** begin **

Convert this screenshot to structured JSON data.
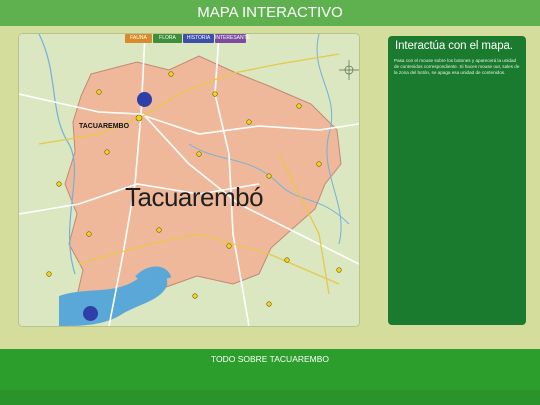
{
  "header": {
    "title": "MAPA INTERACTIVO"
  },
  "map": {
    "tabs": [
      {
        "label": "FAUNA",
        "color": "#d98a2b"
      },
      {
        "label": "FLORA",
        "color": "#3e8f3a"
      },
      {
        "label": "HISTORIA",
        "color": "#3e4fa8"
      },
      {
        "label": "INTERESANTE",
        "color": "#7b4c9e"
      }
    ],
    "department_label": "Tacuarembó",
    "city_label": "TACUAREMBO",
    "water_color": "#5aa8d8",
    "department_fill": "#f0b89a"
  },
  "info": {
    "title": "Interactúa con el mapa.",
    "text": "Pasa con el mouse sobre los botones y aparecerá la unidad de contenidos correspondiente. Si haces mouse out, sales de la zona del botón, se apaga esa unidad de contenidos."
  },
  "footer": {
    "text": "TODO SOBRE TACUAREMBO"
  }
}
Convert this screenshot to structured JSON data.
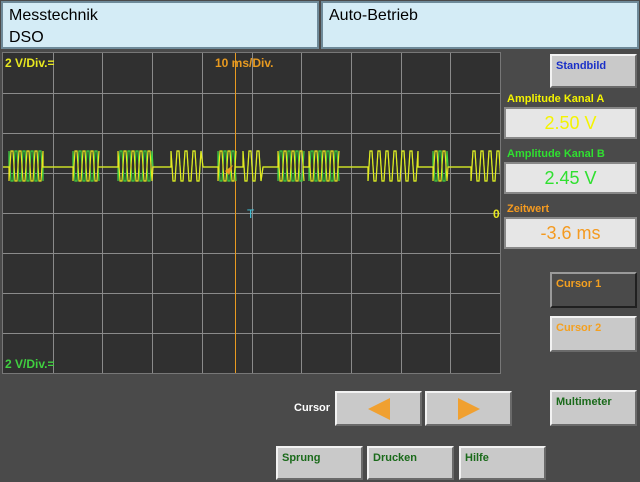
{
  "header": {
    "left_line1": "Messtechnik",
    "left_line2": "DSO",
    "right_title": "Auto-Betrieb"
  },
  "scope": {
    "ch_a_scale": "2 V/Div.=",
    "time_scale": "10 ms/Div.",
    "ch_b_scale": "2 V/Div.=",
    "trigger_marker": "T",
    "zero_marker": "0"
  },
  "side": {
    "standbild_label": "Standbild",
    "amp_a_label": "Amplitude Kanal A",
    "amp_a_value": "2.50 V",
    "amp_b_label": "Amplitude Kanal B",
    "amp_b_value": "2.45 V",
    "zeit_label": "Zeitwert",
    "zeit_value": "-3.6 ms",
    "cursor1_label": "Cursor 1",
    "cursor2_label": "Cursor 2",
    "multimeter_label": "Multimeter"
  },
  "bottom": {
    "cursor_label": "Cursor",
    "sprung_label": "Sprung",
    "drucken_label": "Drucken",
    "hilfe_label": "Hilfe"
  },
  "colors": {
    "channel_a": "#e8e820",
    "channel_b": "#40d040",
    "cursor_line": "#e89a20",
    "trigger": "#40c8e0",
    "arrow": "#f0a030",
    "standbild_text": "#1a30c8",
    "value_yellow": "#f4f400",
    "value_green": "#30e030",
    "value_orange": "#f49a20"
  }
}
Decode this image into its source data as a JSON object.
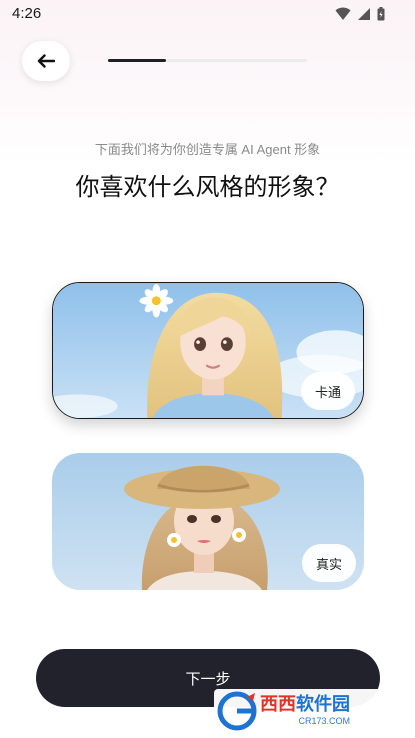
{
  "status_bar": {
    "time": "4:26",
    "icons": [
      "wifi-icon",
      "signal-icon",
      "battery-icon"
    ]
  },
  "header": {
    "back_icon": "arrow-left-icon",
    "progress": 0.29
  },
  "intro": {
    "subtitle": "下面我们将为你创造专属 AI Agent 形象",
    "title": "你喜欢什么风格的形象？"
  },
  "styles": [
    {
      "label": "卡通",
      "selected": true
    },
    {
      "label": "真实",
      "selected": false
    }
  ],
  "footer": {
    "next_label": "下一步"
  },
  "watermark": {
    "name_part1": "西西",
    "name_part2": "软件园",
    "url": "CR173.COM"
  },
  "colors": {
    "primary_dark": "#22222c",
    "subtitle_gray": "#8a8a8a",
    "watermark_blue": "#1e73d2",
    "watermark_red": "#e2332b"
  }
}
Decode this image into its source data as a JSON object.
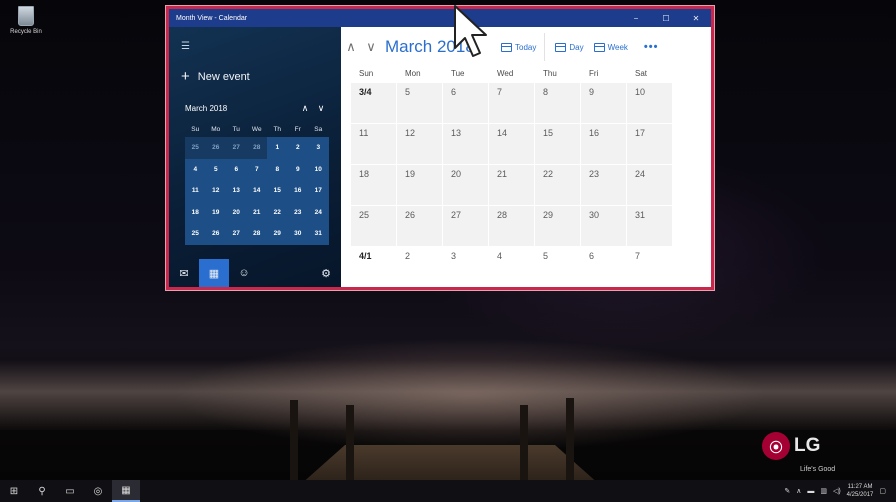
{
  "desktop": {
    "recycle_bin_label": "Recycle Bin",
    "brand_logo": "LG",
    "brand_tagline": "Life's Good"
  },
  "window": {
    "title": "Month View - Calendar",
    "minimize_glyph": "−",
    "maximize_glyph": "☐",
    "close_glyph": "✕",
    "border_color": "#c8284c",
    "titlebar_color": "#1e3c8c"
  },
  "sidebar": {
    "menu_icon": "☰",
    "new_event_label": "New event",
    "mini_calendar": {
      "month_label": "March 2018",
      "up_arrow": "∧",
      "down_arrow": "∨",
      "weekday_headers": [
        "Su",
        "Mo",
        "Tu",
        "We",
        "Th",
        "Fr",
        "Sa"
      ],
      "weeks": [
        [
          "25",
          "26",
          "27",
          "28",
          "1",
          "2",
          "3"
        ],
        [
          "4",
          "5",
          "6",
          "7",
          "8",
          "9",
          "10"
        ],
        [
          "11",
          "12",
          "13",
          "14",
          "15",
          "16",
          "17"
        ],
        [
          "18",
          "19",
          "20",
          "21",
          "22",
          "23",
          "24"
        ],
        [
          "25",
          "26",
          "27",
          "28",
          "29",
          "30",
          "31"
        ]
      ],
      "dim_first_week_count": 4
    },
    "bottom_icons": [
      "mail-icon",
      "calendar-icon",
      "people-icon",
      "settings-icon"
    ]
  },
  "toolbar": {
    "prev_arrow": "∧",
    "next_arrow": "∨",
    "month_title": "March 2018",
    "today_label": "Today",
    "day_label": "Day",
    "week_label": "Week",
    "more_label": "•••",
    "accent_color": "#2a6fcf"
  },
  "month_grid": {
    "weekday_headers": [
      "Sun",
      "Mon",
      "Tue",
      "Wed",
      "Thu",
      "Fri",
      "Sat"
    ],
    "weeks": [
      [
        "3/4",
        "5",
        "6",
        "7",
        "8",
        "9",
        "10"
      ],
      [
        "11",
        "12",
        "13",
        "14",
        "15",
        "16",
        "17"
      ],
      [
        "18",
        "19",
        "20",
        "21",
        "22",
        "23",
        "24"
      ],
      [
        "25",
        "26",
        "27",
        "28",
        "29",
        "30",
        "31"
      ],
      [
        "4/1",
        "2",
        "3",
        "4",
        "5",
        "6",
        "7"
      ]
    ]
  },
  "taskbar": {
    "clock_time": "11:27 AM",
    "clock_date": "4/25/2017"
  }
}
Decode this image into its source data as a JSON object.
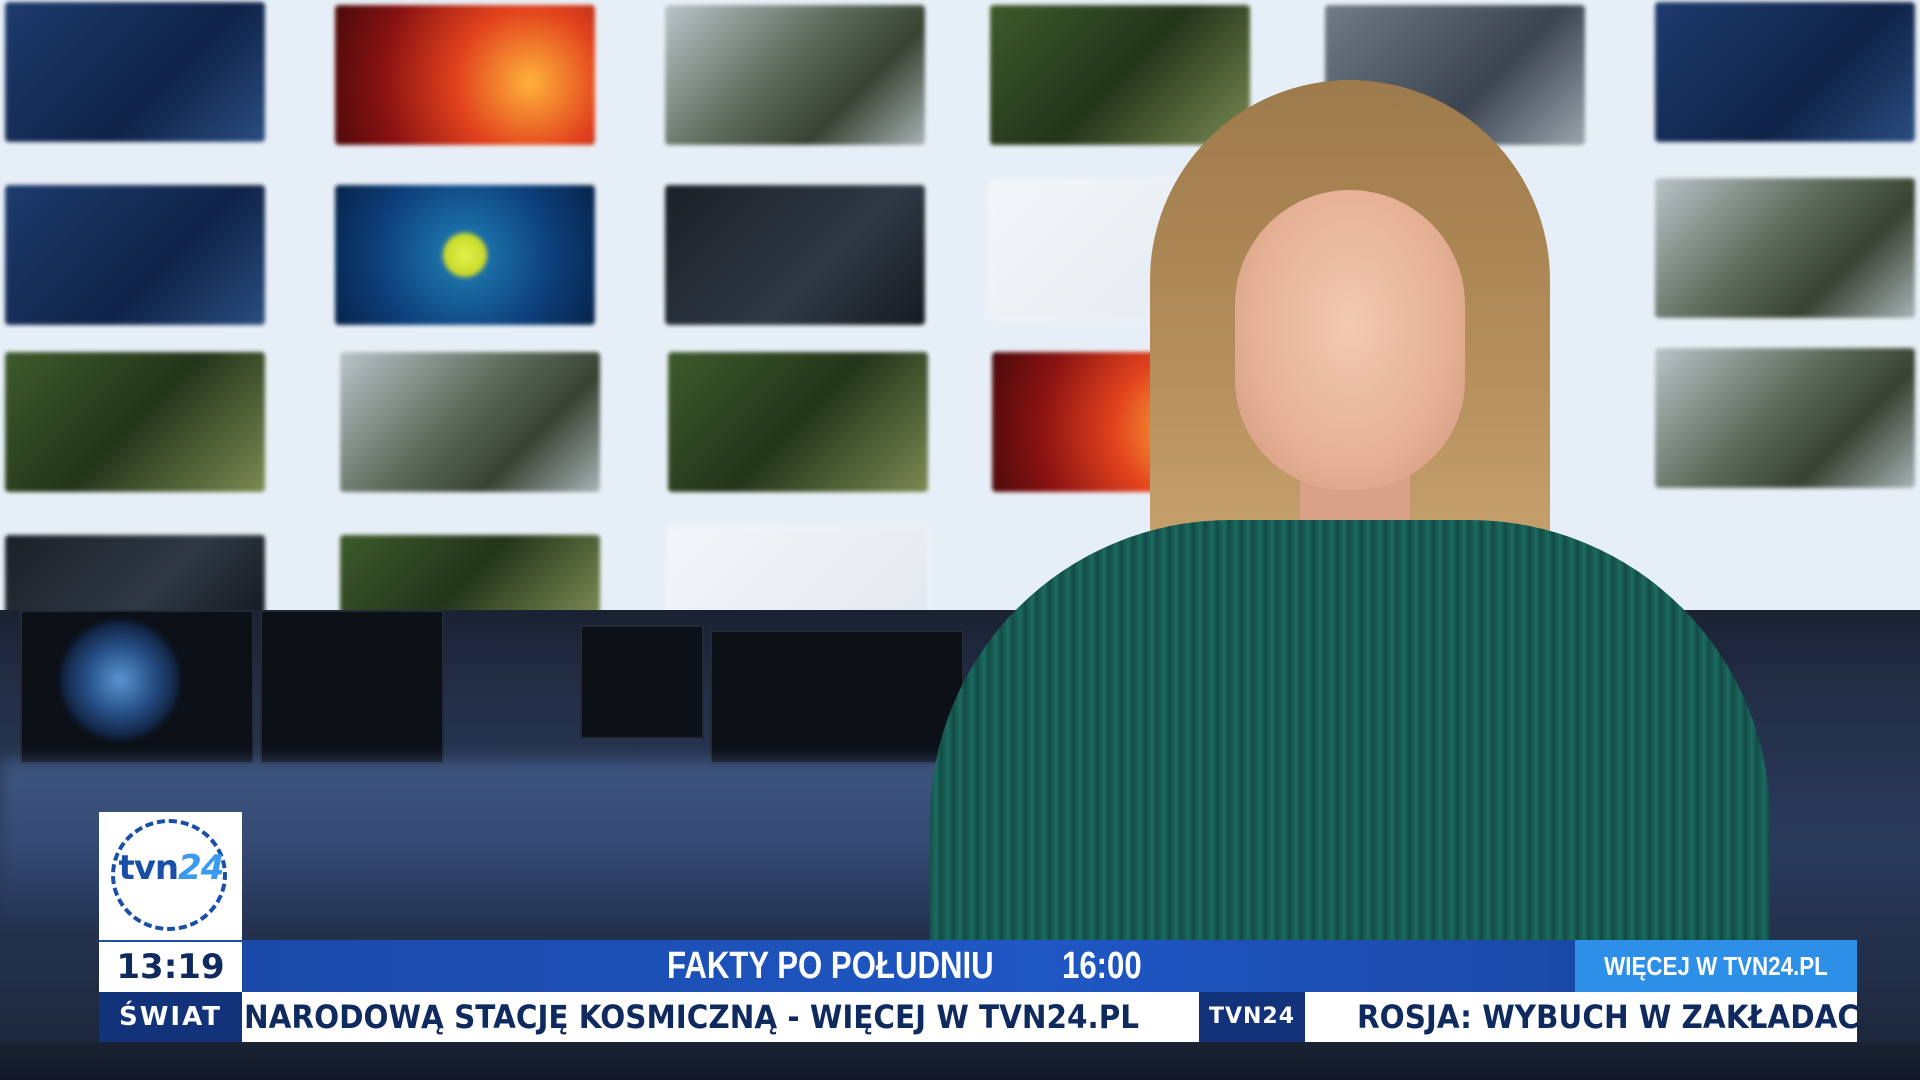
{
  "broadcast": {
    "channel_logo": {
      "word": "tvn",
      "number": "24"
    },
    "clock": "13:19",
    "promo": {
      "program": "FAKTY PO POŁUDNIU",
      "time": "16:00",
      "more": "WIĘCEJ W TVN24.PL"
    },
    "section": "ŚWIAT",
    "ticker": {
      "headline_1": "NARODOWĄ STACJĘ KOSMICZNĄ - WIĘCEJ W TVN24.PL",
      "badge": "TVN24",
      "headline_2": "ROSJA: WYBUCH W ZAKŁADAC"
    },
    "colors": {
      "primary_blue": "#1a49a8",
      "accent_blue": "#2d8fe8",
      "dark_navy": "#12327a",
      "text_navy": "#0e2a5e",
      "presenter_dress": "#1c6a60"
    }
  }
}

** end **

**WHAT NEEDS TO BE DONE:**
Every entry above is to be set down exactly; the pictures are to be left out.

**CORRECT RESULT:**
Convert this screenshot to structured JSON data.
{
  "header": {
    "title": "MAPA INTERACTIVO"
  },
  "map": {
    "tabs": [
      {
        "label": "FAUNA",
        "color": "#d98a2b"
      },
      {
        "label": "FLORA",
        "color": "#3e8f3a"
      },
      {
        "label": "HISTORIA",
        "color": "#3e4fa8"
      },
      {
        "label": "INTERESANTE",
        "color": "#7b4c9e"
      }
    ],
    "department_label": "Tacuarembó",
    "city_label": "TACUAREMBO",
    "water_color": "#5aa8d8",
    "department_fill": "#f0b89a"
  },
  "info": {
    "title": "Interactúa con el mapa.",
    "text": "Pasa con el mouse sobre los botones y aparecerá la unidad de contenidos correspondiente. Si haces mouse out, sales de la zona del botón, se apaga esa unidad de contenidos."
  },
  "footer": {
    "text": "TODO SOBRE TACUAREMBO"
  }
}
Convert this screenshot to structured JSON data.
{
  "header": {
    "left_line1": "Messtechnik",
    "left_line2": "DSO",
    "right_title": "Auto-Betrieb"
  },
  "scope": {
    "ch_a_scale": "2 V/Div.=",
    "time_scale": "10 ms/Div.",
    "ch_b_scale": "2 V/Div.=",
    "trigger_marker": "T",
    "zero_marker": "0"
  },
  "side": {
    "standbild_label": "Standbild",
    "amp_a_label": "Amplitude Kanal A",
    "amp_a_value": "2.50 V",
    "amp_b_label": "Amplitude Kanal B",
    "amp_b_value": "2.45 V",
    "zeit_label": "Zeitwert",
    "zeit_value": "-3.6 ms",
    "cursor1_label": "Cursor 1",
    "cursor2_label": "Cursor 2",
    "multimeter_label": "Multimeter"
  },
  "bottom": {
    "cursor_label": "Cursor",
    "sprung_label": "Sprung",
    "drucken_label": "Drucken",
    "hilfe_label": "Hilfe"
  },
  "colors": {
    "channel_a": "#e8e820",
    "channel_b": "#40d040",
    "cursor_line": "#e89a20",
    "trigger": "#40c8e0",
    "arrow": "#f0a030",
    "standbild_text": "#1a30c8",
    "value_yellow": "#f4f400",
    "value_green": "#30e030",
    "value_orange": "#f49a20"
  }
}
Decode this image into its source data as a JSON object.
{
  "status_bar": {
    "time": "4:26",
    "icons": [
      "wifi-icon",
      "signal-icon",
      "battery-icon"
    ]
  },
  "header": {
    "back_icon": "arrow-left-icon",
    "progress": 0.29
  },
  "intro": {
    "subtitle": "下面我们将为你创造专属 AI Agent 形象",
    "title": "你喜欢什么风格的形象？"
  },
  "styles": [
    {
      "label": "卡通",
      "selected": true
    },
    {
      "label": "真实",
      "selected": false
    }
  ],
  "footer": {
    "next_label": "下一步"
  },
  "watermark": {
    "name_part1": "西西",
    "name_part2": "软件园",
    "url": "CR173.COM"
  },
  "colors": {
    "primary_dark": "#22222c",
    "subtitle_gray": "#8a8a8a",
    "watermark_blue": "#1e73d2",
    "watermark_red": "#e2332b"
  }
}
Decode this image into its source data as a JSON object.
{
  "desktop": {
    "recycle_bin_label": "Recycle Bin",
    "brand_logo": "LG",
    "brand_tagline": "Life's Good"
  },
  "window": {
    "title": "Month View - Calendar",
    "minimize_glyph": "−",
    "maximize_glyph": "☐",
    "close_glyph": "✕",
    "border_color": "#c8284c",
    "titlebar_color": "#1e3c8c"
  },
  "sidebar": {
    "menu_icon": "☰",
    "new_event_label": "New event",
    "mini_calendar": {
      "month_label": "March 2018",
      "up_arrow": "∧",
      "down_arrow": "∨",
      "weekday_headers": [
        "Su",
        "Mo",
        "Tu",
        "We",
        "Th",
        "Fr",
        "Sa"
      ],
      "weeks": [
        [
          "25",
          "26",
          "27",
          "28",
          "1",
          "2",
          "3"
        ],
        [
          "4",
          "5",
          "6",
          "7",
          "8",
          "9",
          "10"
        ],
        [
          "11",
          "12",
          "13",
          "14",
          "15",
          "16",
          "17"
        ],
        [
          "18",
          "19",
          "20",
          "21",
          "22",
          "23",
          "24"
        ],
        [
          "25",
          "26",
          "27",
          "28",
          "29",
          "30",
          "31"
        ]
      ],
      "dim_first_week_count": 4
    },
    "bottom_icons": [
      "mail-icon",
      "calendar-icon",
      "people-icon",
      "settings-icon"
    ]
  },
  "toolbar": {
    "prev_arrow": "∧",
    "next_arrow": "∨",
    "month_title": "March 2018",
    "today_label": "Today",
    "day_label": "Day",
    "week_label": "Week",
    "more_label": "•••",
    "accent_color": "#2a6fcf"
  },
  "month_grid": {
    "weekday_headers": [
      "Sun",
      "Mon",
      "Tue",
      "Wed",
      "Thu",
      "Fri",
      "Sat"
    ],
    "weeks": [
      [
        "3/4",
        "5",
        "6",
        "7",
        "8",
        "9",
        "10"
      ],
      [
        "11",
        "12",
        "13",
        "14",
        "15",
        "16",
        "17"
      ],
      [
        "18",
        "19",
        "20",
        "21",
        "22",
        "23",
        "24"
      ],
      [
        "25",
        "26",
        "27",
        "28",
        "29",
        "30",
        "31"
      ],
      [
        "4/1",
        "2",
        "3",
        "4",
        "5",
        "6",
        "7"
      ]
    ]
  },
  "taskbar": {
    "clock_time": "11:27 AM",
    "clock_date": "4/25/2017"
  }
}
Decode this image into its source data as a JSON object.
{
  "broadcast": {
    "channel_logo": {
      "word": "tvn",
      "number": "24"
    },
    "clock": "13:19",
    "promo": {
      "program": "FAKTY PO POŁUDNIU",
      "time": "16:00",
      "more": "WIĘCEJ W TVN24.PL"
    },
    "section": "ŚWIAT",
    "ticker": {
      "headline_1": "NARODOWĄ STACJĘ KOSMICZNĄ - WIĘCEJ W TVN24.PL",
      "badge": "TVN24",
      "headline_2": "ROSJA: WYBUCH W ZAKŁADAC"
    },
    "colors": {
      "primary_blue": "#1a49a8",
      "accent_blue": "#2d8fe8",
      "dark_navy": "#12327a",
      "text_navy": "#0e2a5e",
      "presenter_dress": "#1c6a60"
    }
  }
}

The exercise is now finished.